───── Exercise materials

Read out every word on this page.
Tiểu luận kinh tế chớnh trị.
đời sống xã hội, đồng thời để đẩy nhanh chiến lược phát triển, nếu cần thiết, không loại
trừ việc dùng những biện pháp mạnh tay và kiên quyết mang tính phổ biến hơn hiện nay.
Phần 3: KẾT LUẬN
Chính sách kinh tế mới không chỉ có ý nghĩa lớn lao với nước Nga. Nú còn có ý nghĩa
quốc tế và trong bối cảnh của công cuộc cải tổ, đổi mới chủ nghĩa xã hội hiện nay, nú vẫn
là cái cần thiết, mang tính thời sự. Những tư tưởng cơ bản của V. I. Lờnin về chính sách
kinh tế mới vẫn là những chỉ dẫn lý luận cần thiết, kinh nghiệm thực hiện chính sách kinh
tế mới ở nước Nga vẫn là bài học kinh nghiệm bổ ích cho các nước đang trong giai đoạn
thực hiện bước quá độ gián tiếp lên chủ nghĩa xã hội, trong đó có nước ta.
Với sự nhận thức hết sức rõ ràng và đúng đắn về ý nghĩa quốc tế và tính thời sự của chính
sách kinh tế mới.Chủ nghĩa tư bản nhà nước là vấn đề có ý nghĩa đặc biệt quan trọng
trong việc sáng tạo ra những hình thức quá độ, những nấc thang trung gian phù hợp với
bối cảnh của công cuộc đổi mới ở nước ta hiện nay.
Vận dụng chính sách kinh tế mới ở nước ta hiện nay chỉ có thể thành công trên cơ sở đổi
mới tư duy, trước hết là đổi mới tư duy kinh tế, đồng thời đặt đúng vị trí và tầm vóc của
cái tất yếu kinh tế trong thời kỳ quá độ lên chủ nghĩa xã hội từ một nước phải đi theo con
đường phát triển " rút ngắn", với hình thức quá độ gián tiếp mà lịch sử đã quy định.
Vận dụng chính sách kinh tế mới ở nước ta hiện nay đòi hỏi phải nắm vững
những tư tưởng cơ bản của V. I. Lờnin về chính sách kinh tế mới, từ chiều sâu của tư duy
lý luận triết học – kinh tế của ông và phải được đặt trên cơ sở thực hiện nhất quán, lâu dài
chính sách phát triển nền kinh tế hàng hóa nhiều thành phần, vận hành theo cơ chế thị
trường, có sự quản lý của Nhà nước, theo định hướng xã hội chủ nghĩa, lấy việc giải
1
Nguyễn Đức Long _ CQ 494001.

──────────

_Problem:_
Copy each line of the data that contains the word "việc".

_Answer to this exercise:_
trừ việc dùng những biện pháp mạnh tay và kiên quyết mang tính phổ biến hơn hiện nay.
trong việc sáng tạo ra những hình thức quá độ, những nấc thang trung gian phù hợp với
trường, có sự quản lý của Nhà nước, theo định hướng xã hội chủ nghĩa, lấy việc giải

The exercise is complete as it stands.